Copy the data exactly; pictures stay out of the copy.
┄┄┄┄┄┄
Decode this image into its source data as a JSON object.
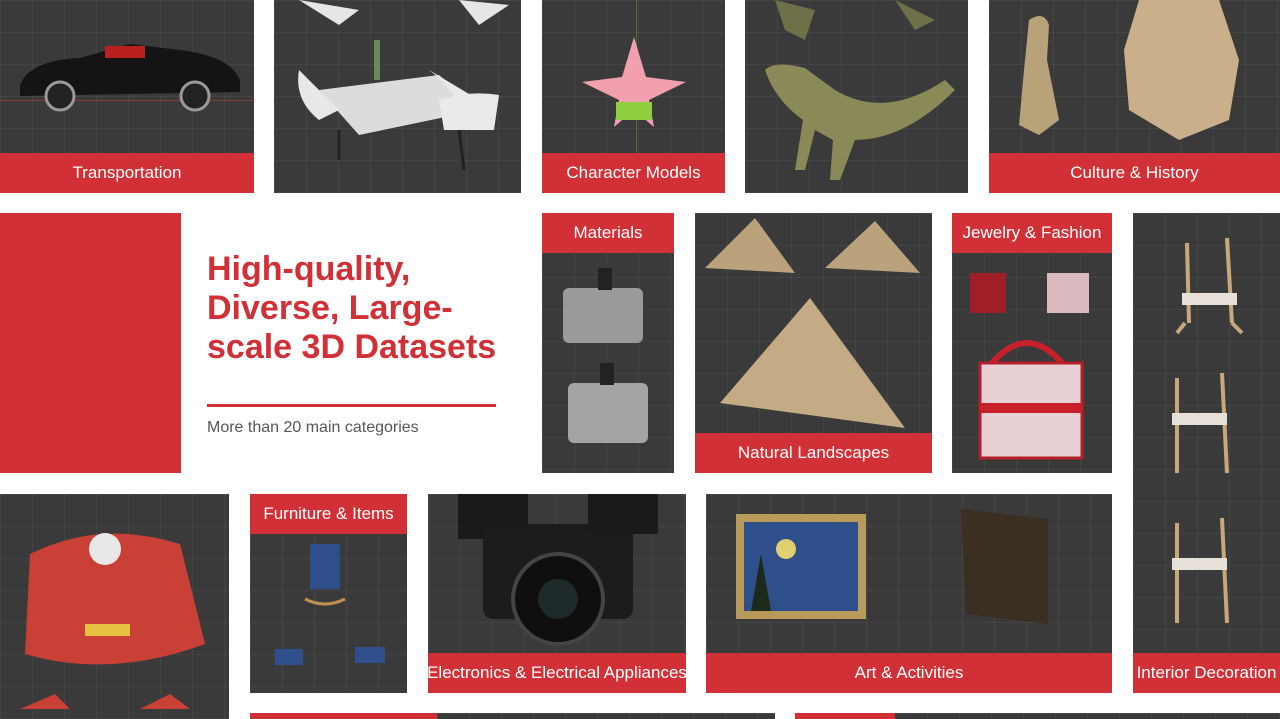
{
  "headline": {
    "lines": [
      "High-quality,",
      "Diverse, Large-",
      "scale 3D Datasets"
    ],
    "subtitle": "More than 20 main categories"
  },
  "categories": {
    "transportation": "Transportation",
    "character_models": "Character Models",
    "culture_history": "Culture & History",
    "materials": "Materials",
    "jewelry_fashion": "Jewelry & Fashion",
    "natural_landscapes": "Natural Landscapes",
    "furniture_items": "Furniture & Items",
    "electronics": "Electronics & Electrical Appliances",
    "art_activities": "Art & Activities",
    "interior_decoration": "Interior Decoration"
  },
  "colors": {
    "accent": "#d03036",
    "tile_bg": "#3a3a3a",
    "text_gray": "#555555"
  },
  "icons": {
    "car": "car-model",
    "dining_set": "dining-table-set",
    "starfish": "starfish-character",
    "dinosaur": "t-rex",
    "warrior": "terracotta-warrior",
    "pot": "pressure-cooker",
    "pyramid": "pyramid",
    "handbag": "tote-bag",
    "stool": "bar-stool",
    "race_car": "race-car",
    "rocking_chair": "rocking-chair",
    "camera": "dslr-camera",
    "painting": "framed-painting"
  }
}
┄┄┄┄┄┄
● **Exercise answer**
Decode this image into its source data as a JSON object.
{
  "headline": {
    "lines": [
      "High-quality,",
      "Diverse, Large-",
      "scale 3D Datasets"
    ],
    "subtitle": "More than 20 main categories"
  },
  "categories": {
    "transportation": "Transportation",
    "character_models": "Character Models",
    "culture_history": "Culture & History",
    "materials": "Materials",
    "jewelry_fashion": "Jewelry & Fashion",
    "natural_landscapes": "Natural Landscapes",
    "furniture_items": "Furniture & Items",
    "electronics": "Electronics & Electrical Appliances",
    "art_activities": "Art & Activities",
    "interior_decoration": "Interior Decoration"
  },
  "colors": {
    "accent": "#d03036",
    "tile_bg": "#3a3a3a",
    "text_gray": "#555555"
  },
  "icons": {
    "car": "car-model",
    "dining_set": "dining-table-set",
    "starfish": "starfish-character",
    "dinosaur": "t-rex",
    "warrior": "terracotta-warrior",
    "pot": "pressure-cooker",
    "pyramid": "pyramid",
    "handbag": "tote-bag",
    "stool": "bar-stool",
    "race_car": "race-car",
    "rocking_chair": "rocking-chair",
    "camera": "dslr-camera",
    "painting": "framed-painting"
  }
}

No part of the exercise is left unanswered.